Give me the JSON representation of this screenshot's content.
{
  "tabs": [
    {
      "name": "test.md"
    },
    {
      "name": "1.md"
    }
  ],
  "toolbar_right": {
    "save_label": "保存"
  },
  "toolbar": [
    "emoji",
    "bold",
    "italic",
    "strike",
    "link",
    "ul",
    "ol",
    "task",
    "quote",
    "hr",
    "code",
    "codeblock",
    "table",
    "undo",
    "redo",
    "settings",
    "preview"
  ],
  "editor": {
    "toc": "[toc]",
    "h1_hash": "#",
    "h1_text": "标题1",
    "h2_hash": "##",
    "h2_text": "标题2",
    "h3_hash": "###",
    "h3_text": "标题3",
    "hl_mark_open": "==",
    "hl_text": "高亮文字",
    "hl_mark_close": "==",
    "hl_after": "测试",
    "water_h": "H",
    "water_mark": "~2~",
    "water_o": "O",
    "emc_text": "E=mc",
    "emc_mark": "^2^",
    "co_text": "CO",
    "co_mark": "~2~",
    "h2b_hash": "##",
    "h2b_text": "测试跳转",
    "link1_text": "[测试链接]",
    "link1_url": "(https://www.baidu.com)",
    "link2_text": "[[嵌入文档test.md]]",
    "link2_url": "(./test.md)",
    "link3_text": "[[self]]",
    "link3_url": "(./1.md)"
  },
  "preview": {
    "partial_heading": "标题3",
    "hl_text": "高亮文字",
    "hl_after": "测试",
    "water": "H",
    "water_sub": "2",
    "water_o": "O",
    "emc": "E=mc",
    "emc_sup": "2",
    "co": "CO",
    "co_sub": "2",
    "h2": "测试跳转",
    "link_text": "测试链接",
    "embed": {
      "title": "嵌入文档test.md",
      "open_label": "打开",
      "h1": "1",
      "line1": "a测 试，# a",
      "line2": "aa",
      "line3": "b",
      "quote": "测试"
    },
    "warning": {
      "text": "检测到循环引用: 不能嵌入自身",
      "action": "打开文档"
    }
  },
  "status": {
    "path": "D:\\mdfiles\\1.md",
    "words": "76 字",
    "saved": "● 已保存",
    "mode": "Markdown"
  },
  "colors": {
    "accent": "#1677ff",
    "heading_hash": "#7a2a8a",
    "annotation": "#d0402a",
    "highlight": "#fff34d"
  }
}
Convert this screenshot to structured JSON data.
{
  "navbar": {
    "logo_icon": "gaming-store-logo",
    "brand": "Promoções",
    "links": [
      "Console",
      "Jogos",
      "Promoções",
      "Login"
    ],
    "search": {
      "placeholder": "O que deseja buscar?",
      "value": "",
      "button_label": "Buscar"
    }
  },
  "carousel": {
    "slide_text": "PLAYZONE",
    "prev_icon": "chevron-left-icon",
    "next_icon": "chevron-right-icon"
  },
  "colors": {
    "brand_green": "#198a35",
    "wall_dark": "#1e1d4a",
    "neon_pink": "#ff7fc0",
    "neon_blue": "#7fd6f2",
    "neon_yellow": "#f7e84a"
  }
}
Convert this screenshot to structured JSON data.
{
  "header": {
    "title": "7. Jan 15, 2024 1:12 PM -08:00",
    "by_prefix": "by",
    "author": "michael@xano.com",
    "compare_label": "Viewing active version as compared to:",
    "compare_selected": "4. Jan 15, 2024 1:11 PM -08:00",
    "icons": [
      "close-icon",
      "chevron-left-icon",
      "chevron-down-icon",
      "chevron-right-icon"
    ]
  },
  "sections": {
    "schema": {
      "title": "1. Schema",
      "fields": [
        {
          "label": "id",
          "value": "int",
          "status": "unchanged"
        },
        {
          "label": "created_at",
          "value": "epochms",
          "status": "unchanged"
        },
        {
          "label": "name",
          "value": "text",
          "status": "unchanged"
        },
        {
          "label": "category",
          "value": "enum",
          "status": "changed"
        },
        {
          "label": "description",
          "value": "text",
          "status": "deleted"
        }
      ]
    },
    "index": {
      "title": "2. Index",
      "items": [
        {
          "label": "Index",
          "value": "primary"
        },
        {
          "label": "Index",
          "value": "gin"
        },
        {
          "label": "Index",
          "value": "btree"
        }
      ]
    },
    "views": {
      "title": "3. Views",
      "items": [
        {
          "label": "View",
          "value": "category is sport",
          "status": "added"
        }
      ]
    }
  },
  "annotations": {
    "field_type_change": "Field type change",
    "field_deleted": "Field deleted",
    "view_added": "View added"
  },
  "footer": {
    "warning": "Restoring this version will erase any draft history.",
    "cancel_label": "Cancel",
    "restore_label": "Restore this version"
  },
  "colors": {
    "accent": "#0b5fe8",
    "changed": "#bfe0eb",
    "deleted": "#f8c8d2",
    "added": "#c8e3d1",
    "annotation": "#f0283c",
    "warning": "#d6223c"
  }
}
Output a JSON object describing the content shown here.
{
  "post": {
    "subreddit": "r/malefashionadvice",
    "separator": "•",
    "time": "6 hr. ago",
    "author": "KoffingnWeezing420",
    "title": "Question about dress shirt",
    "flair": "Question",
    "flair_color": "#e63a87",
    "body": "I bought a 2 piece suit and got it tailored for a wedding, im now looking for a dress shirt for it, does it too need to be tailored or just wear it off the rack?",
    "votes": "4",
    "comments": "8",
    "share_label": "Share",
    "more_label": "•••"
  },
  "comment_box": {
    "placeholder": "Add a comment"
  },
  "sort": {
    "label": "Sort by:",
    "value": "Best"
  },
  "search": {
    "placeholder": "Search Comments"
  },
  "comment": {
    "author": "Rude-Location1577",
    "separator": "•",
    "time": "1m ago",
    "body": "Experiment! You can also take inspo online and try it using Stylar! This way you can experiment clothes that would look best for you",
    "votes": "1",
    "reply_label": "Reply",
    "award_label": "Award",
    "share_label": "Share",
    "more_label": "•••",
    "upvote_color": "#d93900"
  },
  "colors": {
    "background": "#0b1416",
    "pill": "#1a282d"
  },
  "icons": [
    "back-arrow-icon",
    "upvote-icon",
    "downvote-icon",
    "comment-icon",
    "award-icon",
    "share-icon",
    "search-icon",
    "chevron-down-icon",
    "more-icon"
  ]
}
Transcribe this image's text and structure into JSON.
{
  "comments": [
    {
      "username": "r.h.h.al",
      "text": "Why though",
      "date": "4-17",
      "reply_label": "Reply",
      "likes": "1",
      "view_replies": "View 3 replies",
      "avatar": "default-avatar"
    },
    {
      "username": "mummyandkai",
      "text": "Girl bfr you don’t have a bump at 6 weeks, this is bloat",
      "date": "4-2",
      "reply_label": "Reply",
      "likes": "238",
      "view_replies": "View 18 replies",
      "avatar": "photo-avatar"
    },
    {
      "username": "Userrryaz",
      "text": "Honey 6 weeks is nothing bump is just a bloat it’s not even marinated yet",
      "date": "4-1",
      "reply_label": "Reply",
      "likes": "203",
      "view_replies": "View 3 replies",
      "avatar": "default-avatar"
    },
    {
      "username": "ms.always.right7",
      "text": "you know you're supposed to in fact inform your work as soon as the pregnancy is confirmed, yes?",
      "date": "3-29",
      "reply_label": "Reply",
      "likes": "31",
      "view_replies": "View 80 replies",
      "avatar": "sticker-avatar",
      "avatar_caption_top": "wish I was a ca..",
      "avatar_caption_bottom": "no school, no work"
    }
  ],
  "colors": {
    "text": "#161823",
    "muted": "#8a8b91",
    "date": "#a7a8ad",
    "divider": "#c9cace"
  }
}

- Exercise -
Exact copies of all the records are required.

- Task answer -
Give me the JSON representation of this screenshot's content.
{
  "tabs": [
    {
      "name": "test.md"
    },
    {
      "name": "1.md"
    }
  ],
  "toolbar_right": {
    "save_label": "保存"
  },
  "toolbar": [
    "emoji",
    "bold",
    "italic",
    "strike",
    "link",
    "ul",
    "ol",
    "task",
    "quote",
    "hr",
    "code",
    "codeblock",
    "table",
    "undo",
    "redo",
    "settings",
    "preview"
  ],
  "editor": {
    "toc": "[toc]",
    "h1_hash": "#",
    "h1_text": "标题1",
    "h2_hash": "##",
    "h2_text": "标题2",
    "h3_hash": "###",
    "h3_text": "标题3",
    "hl_mark_open": "==",
    "hl_text": "高亮文字",
    "hl_mark_close": "==",
    "hl_after": "测试",
    "water_h": "H",
    "water_mark": "~2~",
    "water_o": "O",
    "emc_text": "E=mc",
    "emc_mark": "^2^",
    "co_text": "CO",
    "co_mark": "~2~",
    "h2b_hash": "##",
    "h2b_text": "测试跳转",
    "link1_text": "[测试链接]",
    "link1_url": "(https://www.baidu.com)",
    "link2_text": "[[嵌入文档test.md]]",
    "link2_url": "(./test.md)",
    "link3_text": "[[self]]",
    "link3_url": "(./1.md)"
  },
  "preview": {
    "partial_heading": "标题3",
    "hl_text": "高亮文字",
    "hl_after": "测试",
    "water": "H",
    "water_sub": "2",
    "water_o": "O",
    "emc": "E=mc",
    "emc_sup": "2",
    "co": "CO",
    "co_sub": "2",
    "h2": "测试跳转",
    "link_text": "测试链接",
    "embed": {
      "title": "嵌入文档test.md",
      "open_label": "打开",
      "h1": "1",
      "line1": "a测 试，# a",
      "line2": "aa",
      "line3": "b",
      "quote": "测试"
    },
    "warning": {
      "text": "检测到循环引用: 不能嵌入自身",
      "action": "打开文档"
    }
  },
  "status": {
    "path": "D:\\mdfiles\\1.md",
    "words": "76 字",
    "saved": "● 已保存",
    "mode": "Markdown"
  },
  "colors": {
    "accent": "#1677ff",
    "heading_hash": "#7a2a8a",
    "annotation": "#d0402a",
    "highlight": "#fff34d"
  }
}
Convert this screenshot to structured JSON data.
{
  "navbar": {
    "logo_icon": "gaming-store-logo",
    "brand": "Promoções",
    "links": [
      "Console",
      "Jogos",
      "Promoções",
      "Login"
    ],
    "search": {
      "placeholder": "O que deseja buscar?",
      "value": "",
      "button_label": "Buscar"
    }
  },
  "carousel": {
    "slide_text": "PLAYZONE",
    "prev_icon": "chevron-left-icon",
    "next_icon": "chevron-right-icon"
  },
  "colors": {
    "brand_green": "#198a35",
    "wall_dark": "#1e1d4a",
    "neon_pink": "#ff7fc0",
    "neon_blue": "#7fd6f2",
    "neon_yellow": "#f7e84a"
  }
}
Convert this screenshot to structured JSON data.
{
  "header": {
    "title": "7. Jan 15, 2024 1:12 PM -08:00",
    "by_prefix": "by",
    "author": "michael@xano.com",
    "compare_label": "Viewing active version as compared to:",
    "compare_selected": "4. Jan 15, 2024 1:11 PM -08:00",
    "icons": [
      "close-icon",
      "chevron-left-icon",
      "chevron-down-icon",
      "chevron-right-icon"
    ]
  },
  "sections": {
    "schema": {
      "title": "1. Schema",
      "fields": [
        {
          "label": "id",
          "value": "int",
          "status": "unchanged"
        },
        {
          "label": "created_at",
          "value": "epochms",
          "status": "unchanged"
        },
        {
          "label": "name",
          "value": "text",
          "status": "unchanged"
        },
        {
          "label": "category",
          "value": "enum",
          "status": "changed"
        },
        {
          "label": "description",
          "value": "text",
          "status": "deleted"
        }
      ]
    },
    "index": {
      "title": "2. Index",
      "items": [
        {
          "label": "Index",
          "value": "primary"
        },
        {
          "label": "Index",
          "value": "gin"
        },
        {
          "label": "Index",
          "value": "btree"
        }
      ]
    },
    "views": {
      "title": "3. Views",
      "items": [
        {
          "label": "View",
          "value": "category is sport",
          "status": "added"
        }
      ]
    }
  },
  "annotations": {
    "field_type_change": "Field type change",
    "field_deleted": "Field deleted",
    "view_added": "View added"
  },
  "footer": {
    "warning": "Restoring this version will erase any draft history.",
    "cancel_label": "Cancel",
    "restore_label": "Restore this version"
  },
  "colors": {
    "accent": "#0b5fe8",
    "changed": "#bfe0eb",
    "deleted": "#f8c8d2",
    "added": "#c8e3d1",
    "annotation": "#f0283c",
    "warning": "#d6223c"
  }
}
Output a JSON object describing the content shown here.
{
  "post": {
    "subreddit": "r/malefashionadvice",
    "separator": "•",
    "time": "6 hr. ago",
    "author": "KoffingnWeezing420",
    "title": "Question about dress shirt",
    "flair": "Question",
    "flair_color": "#e63a87",
    "body": "I bought a 2 piece suit and got it tailored for a wedding, im now looking for a dress shirt for it, does it too need to be tailored or just wear it off the rack?",
    "votes": "4",
    "comments": "8",
    "share_label": "Share",
    "more_label": "•••"
  },
  "comment_box": {
    "placeholder": "Add a comment"
  },
  "sort": {
    "label": "Sort by:",
    "value": "Best"
  },
  "search": {
    "placeholder": "Search Comments"
  },
  "comment": {
    "author": "Rude-Location1577",
    "separator": "•",
    "time": "1m ago",
    "body": "Experiment! You can also take inspo online and try it using Stylar! This way you can experiment clothes that would look best for you",
    "votes": "1",
    "reply_label": "Reply",
    "award_label": "Award",
    "share_label": "Share",
    "more_label": "•••",
    "upvote_color": "#d93900"
  },
  "colors": {
    "background": "#0b1416",
    "pill": "#1a282d"
  },
  "icons": [
    "back-arrow-icon",
    "upvote-icon",
    "downvote-icon",
    "comment-icon",
    "award-icon",
    "share-icon",
    "search-icon",
    "chevron-down-icon",
    "more-icon"
  ]
}
Transcribe this image's text and structure into JSON.
{
  "comments": [
    {
      "username": "r.h.h.al",
      "text": "Why though",
      "date": "4-17",
      "reply_label": "Reply",
      "likes": "1",
      "view_replies": "View 3 replies",
      "avatar": "default-avatar"
    },
    {
      "username": "mummyandkai",
      "text": "Girl bfr you don’t have a bump at 6 weeks, this is bloat",
      "date": "4-2",
      "reply_label": "Reply",
      "likes": "238",
      "view_replies": "View 18 replies",
      "avatar": "photo-avatar"
    },
    {
      "username": "Userrryaz",
      "text": "Honey 6 weeks is nothing bump is just a bloat it’s not even marinated yet",
      "date": "4-1",
      "reply_label": "Reply",
      "likes": "203",
      "view_replies": "View 3 replies",
      "avatar": "default-avatar"
    },
    {
      "username": "ms.always.right7",
      "text": "you know you're supposed to in fact inform your work as soon as the pregnancy is confirmed, yes?",
      "date": "3-29",
      "reply_label": "Reply",
      "likes": "31",
      "view_replies": "View 80 replies",
      "avatar": "sticker-avatar",
      "avatar_caption_top": "wish I was a ca..",
      "avatar_caption_bottom": "no school, no work"
    }
  ],
  "colors": {
    "text": "#161823",
    "muted": "#8a8b91",
    "date": "#a7a8ad",
    "divider": "#c9cace"
  }
}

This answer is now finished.